◆ SET EXERCISE
Transcribe all the entries word for word, but omit the images.

◆ DATA
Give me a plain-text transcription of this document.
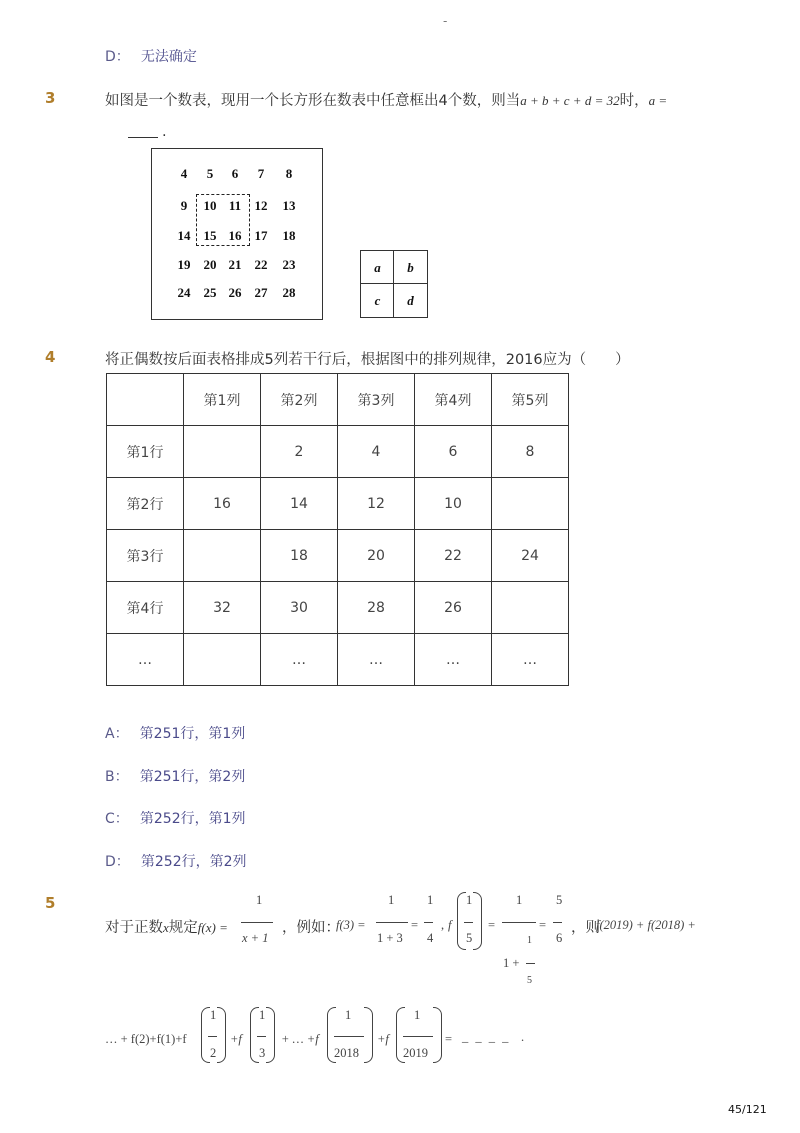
-
D： 无法确定
3	如图是一个数表，现用一个长方形在数表中任意框出4个数，则当a + b + c + d = 32时，a =
.
4	5	6	7	8
9	10 11	12	13
14	15 16	17	18
19	20 21	22	23
24	25 26	27	28
a	b
c	d
4	将正偶数按后面表格排成5列若干行后，根据图中的排列规律，2016应为（　　）
	第1列	第2列	第3列	第4列	第5列
第1行		2	4	6	8
第2行	16	14	12	10	
第3行		18	20	22	24
第4行	32	30	28	26	
…		…	…	…	…
A： 第251行，第1列
B： 第251行，第2列
C： 第252行，第1列
D： 第252行，第2列
5
对于正数x规定f(x) =
1
x + 1
，例如：
f(3) =
1
1 + 3
=
1
4
, f
1
5
=
1
1
1 +
5
=
5
6
，则
f(2019) + f(2018) +
… + f(2)+f(1)+f
1
2
+f
1
3
+ … +f
1
2018
+f
1
2019
= _ _ _ _ .
45/121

◆ TASK RESULT
Give me a plain-text transcription of this document.
-
D： 无法确定
3	如图是一个数表，现用一个长方形在数表中任意框出4个数，则当a + b + c + d = 32时，a =
.
4	5	6	7	8
9	10 11	12	13
14	15 16	17	18
19	20 21	22	23
24	25 26	27	28
a	b
c	d
4	将正偶数按后面表格排成5列若干行后，根据图中的排列规律，2016应为（　　）
	第1列	第2列	第3列	第4列	第5列
第1行		2	4	6	8
第2行	16	14	12	10	
第3行		18	20	22	24
第4行	32	30	28	26	
…		…	…	…	…
A： 第251行，第1列
B： 第251行，第2列
C： 第252行，第1列
D： 第252行，第2列
5
对于正数x规定f(x) =
1
x + 1
，例如：
f(3) =
1
1 + 3
=
1
4
, f
1
5
=
1
1
1 +
5
=
5
6
，则
f(2019) + f(2018) +
… + f(2)+f(1)+f
1
2
+f
1
3
+ … +f
1
2018
+f
1
2019
= _ _ _ _ .
45/121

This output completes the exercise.